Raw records
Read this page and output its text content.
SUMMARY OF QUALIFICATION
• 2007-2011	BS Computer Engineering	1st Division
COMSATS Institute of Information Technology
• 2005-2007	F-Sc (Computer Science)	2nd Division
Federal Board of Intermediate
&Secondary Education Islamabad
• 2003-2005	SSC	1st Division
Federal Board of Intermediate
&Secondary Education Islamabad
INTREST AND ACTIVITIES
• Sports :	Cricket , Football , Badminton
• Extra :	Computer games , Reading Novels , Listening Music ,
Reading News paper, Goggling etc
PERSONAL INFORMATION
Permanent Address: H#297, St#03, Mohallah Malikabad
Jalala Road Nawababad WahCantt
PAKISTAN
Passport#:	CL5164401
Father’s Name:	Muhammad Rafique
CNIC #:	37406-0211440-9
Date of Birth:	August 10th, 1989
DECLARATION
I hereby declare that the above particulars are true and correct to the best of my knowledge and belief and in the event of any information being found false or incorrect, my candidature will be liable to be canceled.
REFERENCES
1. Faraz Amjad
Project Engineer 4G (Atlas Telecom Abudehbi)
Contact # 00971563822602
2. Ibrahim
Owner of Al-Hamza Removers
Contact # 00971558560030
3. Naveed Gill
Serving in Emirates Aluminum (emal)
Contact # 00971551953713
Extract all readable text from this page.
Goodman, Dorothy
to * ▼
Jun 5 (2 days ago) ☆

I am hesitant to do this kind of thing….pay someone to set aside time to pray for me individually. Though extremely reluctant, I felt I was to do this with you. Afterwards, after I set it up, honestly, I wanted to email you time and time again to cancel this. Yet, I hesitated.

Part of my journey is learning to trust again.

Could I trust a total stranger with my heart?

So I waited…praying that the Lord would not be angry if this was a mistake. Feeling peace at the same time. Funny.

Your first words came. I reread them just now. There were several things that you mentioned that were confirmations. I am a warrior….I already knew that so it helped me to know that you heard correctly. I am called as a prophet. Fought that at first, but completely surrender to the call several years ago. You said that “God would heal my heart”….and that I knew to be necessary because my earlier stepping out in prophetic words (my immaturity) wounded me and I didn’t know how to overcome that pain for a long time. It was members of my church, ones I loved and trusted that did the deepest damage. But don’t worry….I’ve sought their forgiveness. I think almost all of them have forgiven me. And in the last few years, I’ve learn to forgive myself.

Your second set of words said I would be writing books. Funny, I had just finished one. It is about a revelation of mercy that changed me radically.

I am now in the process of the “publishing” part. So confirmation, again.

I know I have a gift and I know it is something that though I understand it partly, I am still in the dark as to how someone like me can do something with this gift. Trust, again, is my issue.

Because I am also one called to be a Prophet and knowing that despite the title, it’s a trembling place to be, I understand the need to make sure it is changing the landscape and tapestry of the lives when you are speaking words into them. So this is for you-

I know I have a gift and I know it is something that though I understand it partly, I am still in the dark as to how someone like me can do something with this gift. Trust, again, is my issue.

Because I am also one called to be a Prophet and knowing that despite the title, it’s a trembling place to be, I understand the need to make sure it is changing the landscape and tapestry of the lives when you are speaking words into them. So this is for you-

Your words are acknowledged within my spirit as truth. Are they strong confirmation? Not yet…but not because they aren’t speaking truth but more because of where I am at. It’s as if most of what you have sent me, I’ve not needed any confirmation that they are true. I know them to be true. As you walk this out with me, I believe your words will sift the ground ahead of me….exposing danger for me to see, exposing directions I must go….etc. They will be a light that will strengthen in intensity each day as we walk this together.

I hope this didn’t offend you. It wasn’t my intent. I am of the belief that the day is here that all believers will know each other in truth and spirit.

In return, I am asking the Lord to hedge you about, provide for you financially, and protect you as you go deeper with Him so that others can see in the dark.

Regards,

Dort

— Written task —
Type the whole listing again, unaltered.

— Problem solution —
Read this page and output its text content.
SUMMARY OF QUALIFICATION
• 2007-2011	BS Computer Engineering	1st Division
COMSATS Institute of Information Technology
• 2005-2007	F-Sc (Computer Science)	2nd Division
Federal Board of Intermediate
&Secondary Education Islamabad
• 2003-2005	SSC	1st Division
Federal Board of Intermediate
&Secondary Education Islamabad
INTREST AND ACTIVITIES
• Sports :	Cricket , Football , Badminton
• Extra :	Computer games , Reading Novels , Listening Music ,
Reading News paper, Goggling etc
PERSONAL INFORMATION
Permanent Address: H#297, St#03, Mohallah Malikabad
Jalala Road Nawababad WahCantt
PAKISTAN
Passport#:	CL5164401
Father’s Name:	Muhammad Rafique
CNIC #:	37406-0211440-9
Date of Birth:	August 10th, 1989
DECLARATION
I hereby declare that the above particulars are true and correct to the best of my knowledge and belief and in the event of any information being found false or incorrect, my candidature will be liable to be canceled.
REFERENCES
1. Faraz Amjad
Project Engineer 4G (Atlas Telecom Abudehbi)
Contact # 00971563822602
2. Ibrahim
Owner of Al-Hamza Removers
Contact # 00971558560030
3. Naveed Gill
Serving in Emirates Aluminum (emal)
Contact # 00971551953713
Extract all readable text from this page.
Goodman, Dorothy
to * ▼
Jun 5 (2 days ago) ☆

I am hesitant to do this kind of thing….pay someone to set aside time to pray for me individually. Though extremely reluctant, I felt I was to do this with you. Afterwards, after I set it up, honestly, I wanted to email you time and time again to cancel this. Yet, I hesitated.

Part of my journey is learning to trust again.

Could I trust a total stranger with my heart?

So I waited…praying that the Lord would not be angry if this was a mistake. Feeling peace at the same time. Funny.

Your first words came. I reread them just now. There were several things that you mentioned that were confirmations. I am a warrior….I already knew that so it helped me to know that you heard correctly. I am called as a prophet. Fought that at first, but completely surrender to the call several years ago. You said that “God would heal my heart”….and that I knew to be necessary because my earlier stepping out in prophetic words (my immaturity) wounded me and I didn’t know how to overcome that pain for a long time. It was members of my church, ones I loved and trusted that did the deepest damage. But don’t worry….I’ve sought their forgiveness. I think almost all of them have forgiven me. And in the last few years, I’ve learn to forgive myself.

Your second set of words said I would be writing books. Funny, I had just finished one. It is about a revelation of mercy that changed me radically.

I am now in the process of the “publishing” part. So confirmation, again.

I know I have a gift and I know it is something that though I understand it partly, I am still in the dark as to how someone like me can do something with this gift. Trust, again, is my issue.

Because I am also one called to be a Prophet and knowing that despite the title, it’s a trembling place to be, I understand the need to make sure it is changing the landscape and tapestry of the lives when you are speaking words into them. So this is for you-

I know I have a gift and I know it is something that though I understand it partly, I am still in the dark as to how someone like me can do something with this gift. Trust, again, is my issue.

Because I am also one called to be a Prophet and knowing that despite the title, it’s a trembling place to be, I understand the need to make sure it is changing the landscape and tapestry of the lives when you are speaking words into them. So this is for you-

Your words are acknowledged within my spirit as truth. Are they strong confirmation? Not yet…but not because they aren’t speaking truth but more because of where I am at. It’s as if most of what you have sent me, I’ve not needed any confirmation that they are true. I know them to be true. As you walk this out with me, I believe your words will sift the ground ahead of me….exposing danger for me to see, exposing directions I must go….etc. They will be a light that will strengthen in intensity each day as we walk this together.

I hope this didn’t offend you. It wasn’t my intent. I am of the belief that the day is here that all believers will know each other in truth and spirit.

In return, I am asking the Lord to hedge you about, provide for you financially, and protect you as you go deeper with Him so that others can see in the dark.

Regards,

Dort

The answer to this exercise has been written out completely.